> **TASK INSTRUCTIONS**:
In the entries below, find the lines that contain the word "JSON" and copy them.

+++ RECORDS PROVIDED

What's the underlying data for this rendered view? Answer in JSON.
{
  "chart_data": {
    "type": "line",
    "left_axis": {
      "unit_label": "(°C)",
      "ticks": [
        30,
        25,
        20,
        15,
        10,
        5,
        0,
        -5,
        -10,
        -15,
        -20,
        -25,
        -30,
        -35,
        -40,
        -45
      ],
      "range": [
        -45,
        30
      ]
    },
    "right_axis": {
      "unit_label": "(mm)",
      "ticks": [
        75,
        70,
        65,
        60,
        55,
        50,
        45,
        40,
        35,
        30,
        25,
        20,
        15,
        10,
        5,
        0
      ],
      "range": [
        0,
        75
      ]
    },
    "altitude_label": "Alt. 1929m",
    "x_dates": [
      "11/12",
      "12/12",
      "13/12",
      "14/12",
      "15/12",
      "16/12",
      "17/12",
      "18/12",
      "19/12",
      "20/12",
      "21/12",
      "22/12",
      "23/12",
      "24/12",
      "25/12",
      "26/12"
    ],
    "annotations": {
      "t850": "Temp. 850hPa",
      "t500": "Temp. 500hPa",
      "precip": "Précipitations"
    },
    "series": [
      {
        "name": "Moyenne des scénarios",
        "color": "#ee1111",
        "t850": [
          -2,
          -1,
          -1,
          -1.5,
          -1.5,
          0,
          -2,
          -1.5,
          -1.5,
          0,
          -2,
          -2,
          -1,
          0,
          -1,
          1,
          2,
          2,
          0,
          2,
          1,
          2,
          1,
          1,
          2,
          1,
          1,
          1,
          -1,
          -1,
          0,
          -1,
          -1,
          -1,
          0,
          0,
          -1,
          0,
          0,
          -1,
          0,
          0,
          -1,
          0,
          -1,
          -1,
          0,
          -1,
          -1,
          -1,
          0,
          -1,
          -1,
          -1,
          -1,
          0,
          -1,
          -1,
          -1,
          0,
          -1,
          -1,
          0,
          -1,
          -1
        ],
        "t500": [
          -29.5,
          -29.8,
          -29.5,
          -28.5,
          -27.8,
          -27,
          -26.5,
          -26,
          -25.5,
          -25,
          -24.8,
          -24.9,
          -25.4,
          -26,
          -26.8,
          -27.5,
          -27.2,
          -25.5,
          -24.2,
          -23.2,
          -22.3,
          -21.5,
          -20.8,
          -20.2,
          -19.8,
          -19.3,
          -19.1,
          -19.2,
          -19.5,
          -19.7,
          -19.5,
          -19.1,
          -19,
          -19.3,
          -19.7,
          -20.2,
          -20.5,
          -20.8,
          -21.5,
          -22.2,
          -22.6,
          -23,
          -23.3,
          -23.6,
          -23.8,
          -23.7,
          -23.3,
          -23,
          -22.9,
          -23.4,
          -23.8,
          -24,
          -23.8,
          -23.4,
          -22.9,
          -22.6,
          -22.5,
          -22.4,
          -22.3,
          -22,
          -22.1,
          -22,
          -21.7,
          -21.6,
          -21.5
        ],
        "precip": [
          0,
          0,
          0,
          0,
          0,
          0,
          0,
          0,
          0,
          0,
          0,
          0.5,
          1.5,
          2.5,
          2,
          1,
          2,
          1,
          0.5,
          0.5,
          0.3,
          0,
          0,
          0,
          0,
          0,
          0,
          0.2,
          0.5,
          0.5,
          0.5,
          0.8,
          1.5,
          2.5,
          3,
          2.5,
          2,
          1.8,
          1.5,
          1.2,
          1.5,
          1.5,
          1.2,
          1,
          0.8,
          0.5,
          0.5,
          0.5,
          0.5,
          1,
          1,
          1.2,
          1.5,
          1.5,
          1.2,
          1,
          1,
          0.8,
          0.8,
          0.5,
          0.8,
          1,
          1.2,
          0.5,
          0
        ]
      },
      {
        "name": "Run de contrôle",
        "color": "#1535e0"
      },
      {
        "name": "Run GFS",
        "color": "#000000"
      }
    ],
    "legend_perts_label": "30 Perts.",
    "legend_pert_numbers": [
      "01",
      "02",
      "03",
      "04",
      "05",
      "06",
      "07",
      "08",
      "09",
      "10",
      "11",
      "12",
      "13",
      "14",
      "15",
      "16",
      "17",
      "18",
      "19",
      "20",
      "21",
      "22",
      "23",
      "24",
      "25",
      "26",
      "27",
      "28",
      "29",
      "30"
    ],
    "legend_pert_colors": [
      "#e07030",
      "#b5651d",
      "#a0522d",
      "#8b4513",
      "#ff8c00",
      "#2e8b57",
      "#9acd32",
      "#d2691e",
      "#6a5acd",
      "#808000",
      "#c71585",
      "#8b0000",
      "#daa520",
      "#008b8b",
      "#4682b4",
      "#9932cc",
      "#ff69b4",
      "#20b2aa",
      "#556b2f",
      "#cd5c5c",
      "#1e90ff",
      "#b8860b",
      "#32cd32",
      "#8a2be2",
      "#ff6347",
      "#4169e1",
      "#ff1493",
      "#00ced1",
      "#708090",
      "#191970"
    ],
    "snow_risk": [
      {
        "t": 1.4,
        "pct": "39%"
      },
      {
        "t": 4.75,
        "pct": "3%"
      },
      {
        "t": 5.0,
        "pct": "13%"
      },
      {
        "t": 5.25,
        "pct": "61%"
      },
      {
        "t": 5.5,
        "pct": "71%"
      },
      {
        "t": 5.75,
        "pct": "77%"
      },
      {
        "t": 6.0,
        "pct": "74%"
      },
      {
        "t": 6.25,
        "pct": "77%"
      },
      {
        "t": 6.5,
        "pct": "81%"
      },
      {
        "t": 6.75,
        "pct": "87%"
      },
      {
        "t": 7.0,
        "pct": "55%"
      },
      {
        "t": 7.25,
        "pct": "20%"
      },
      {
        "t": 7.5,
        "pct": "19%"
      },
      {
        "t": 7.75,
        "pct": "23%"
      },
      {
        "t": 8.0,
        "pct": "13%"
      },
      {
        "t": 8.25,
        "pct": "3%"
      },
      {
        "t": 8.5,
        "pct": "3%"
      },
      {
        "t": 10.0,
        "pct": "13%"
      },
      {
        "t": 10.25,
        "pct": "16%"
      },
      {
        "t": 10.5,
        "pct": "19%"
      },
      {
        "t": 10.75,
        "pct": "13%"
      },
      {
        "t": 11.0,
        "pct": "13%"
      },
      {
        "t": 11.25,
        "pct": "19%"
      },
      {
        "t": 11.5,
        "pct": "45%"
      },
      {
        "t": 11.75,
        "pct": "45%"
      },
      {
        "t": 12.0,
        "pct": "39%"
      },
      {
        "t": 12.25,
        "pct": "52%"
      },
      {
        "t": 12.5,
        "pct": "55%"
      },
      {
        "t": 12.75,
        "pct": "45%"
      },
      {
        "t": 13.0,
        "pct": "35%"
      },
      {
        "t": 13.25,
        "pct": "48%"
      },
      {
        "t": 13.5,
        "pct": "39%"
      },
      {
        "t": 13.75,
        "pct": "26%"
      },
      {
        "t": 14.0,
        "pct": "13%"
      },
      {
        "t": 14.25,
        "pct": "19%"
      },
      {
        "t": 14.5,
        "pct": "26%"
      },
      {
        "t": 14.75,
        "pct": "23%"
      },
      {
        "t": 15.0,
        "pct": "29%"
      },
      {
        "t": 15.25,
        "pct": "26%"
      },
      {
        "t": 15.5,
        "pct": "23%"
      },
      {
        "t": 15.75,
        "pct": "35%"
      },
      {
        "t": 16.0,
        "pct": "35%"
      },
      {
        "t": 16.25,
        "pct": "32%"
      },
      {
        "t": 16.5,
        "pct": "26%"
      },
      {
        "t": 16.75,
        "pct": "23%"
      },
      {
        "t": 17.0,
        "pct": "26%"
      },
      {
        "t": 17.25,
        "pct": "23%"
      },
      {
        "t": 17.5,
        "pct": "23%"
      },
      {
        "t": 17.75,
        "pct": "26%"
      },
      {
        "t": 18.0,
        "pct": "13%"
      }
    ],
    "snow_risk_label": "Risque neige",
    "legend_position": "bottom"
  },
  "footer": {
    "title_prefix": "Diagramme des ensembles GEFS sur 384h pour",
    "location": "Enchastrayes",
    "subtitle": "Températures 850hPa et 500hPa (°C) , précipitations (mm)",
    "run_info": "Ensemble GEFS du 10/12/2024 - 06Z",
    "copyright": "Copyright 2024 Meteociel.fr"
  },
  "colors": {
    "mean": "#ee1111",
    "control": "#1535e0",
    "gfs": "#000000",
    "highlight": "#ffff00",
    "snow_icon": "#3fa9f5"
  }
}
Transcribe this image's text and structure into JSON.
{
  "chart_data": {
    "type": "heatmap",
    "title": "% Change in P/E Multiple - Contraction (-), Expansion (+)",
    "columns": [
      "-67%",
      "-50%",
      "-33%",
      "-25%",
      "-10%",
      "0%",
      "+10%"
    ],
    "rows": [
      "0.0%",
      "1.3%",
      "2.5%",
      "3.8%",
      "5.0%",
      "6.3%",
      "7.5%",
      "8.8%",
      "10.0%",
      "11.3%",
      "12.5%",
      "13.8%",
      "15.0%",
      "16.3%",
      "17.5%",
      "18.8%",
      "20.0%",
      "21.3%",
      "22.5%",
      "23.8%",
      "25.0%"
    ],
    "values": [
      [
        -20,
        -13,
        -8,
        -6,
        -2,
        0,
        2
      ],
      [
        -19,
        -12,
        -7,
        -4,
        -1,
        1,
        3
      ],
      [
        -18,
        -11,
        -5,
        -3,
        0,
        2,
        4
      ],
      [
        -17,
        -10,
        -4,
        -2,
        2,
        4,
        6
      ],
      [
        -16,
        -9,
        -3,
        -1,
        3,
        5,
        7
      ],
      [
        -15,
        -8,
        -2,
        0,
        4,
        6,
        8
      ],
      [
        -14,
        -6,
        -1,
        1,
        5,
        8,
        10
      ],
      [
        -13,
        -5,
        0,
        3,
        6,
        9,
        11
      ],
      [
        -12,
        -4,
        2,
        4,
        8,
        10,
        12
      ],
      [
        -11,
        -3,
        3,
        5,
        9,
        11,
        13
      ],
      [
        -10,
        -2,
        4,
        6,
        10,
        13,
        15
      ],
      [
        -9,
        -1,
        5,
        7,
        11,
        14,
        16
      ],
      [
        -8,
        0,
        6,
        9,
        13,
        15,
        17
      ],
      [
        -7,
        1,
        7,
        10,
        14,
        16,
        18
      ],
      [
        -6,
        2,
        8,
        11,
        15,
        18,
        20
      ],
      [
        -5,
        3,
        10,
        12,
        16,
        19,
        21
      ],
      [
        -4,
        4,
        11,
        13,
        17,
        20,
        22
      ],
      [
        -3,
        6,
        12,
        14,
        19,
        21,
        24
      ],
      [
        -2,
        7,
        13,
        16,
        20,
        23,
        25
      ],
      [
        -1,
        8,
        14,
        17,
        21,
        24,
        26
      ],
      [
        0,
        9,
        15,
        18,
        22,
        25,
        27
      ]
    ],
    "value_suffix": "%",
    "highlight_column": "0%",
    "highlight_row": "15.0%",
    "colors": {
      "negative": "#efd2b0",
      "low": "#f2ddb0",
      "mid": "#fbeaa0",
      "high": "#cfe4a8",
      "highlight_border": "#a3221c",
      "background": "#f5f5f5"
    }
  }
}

++++++

> **SOLUTION FOR THIS PROBLEM**:
What's the underlying data for this rendered view? Answer in JSON.
Transcribe this image's text and structure into JSON.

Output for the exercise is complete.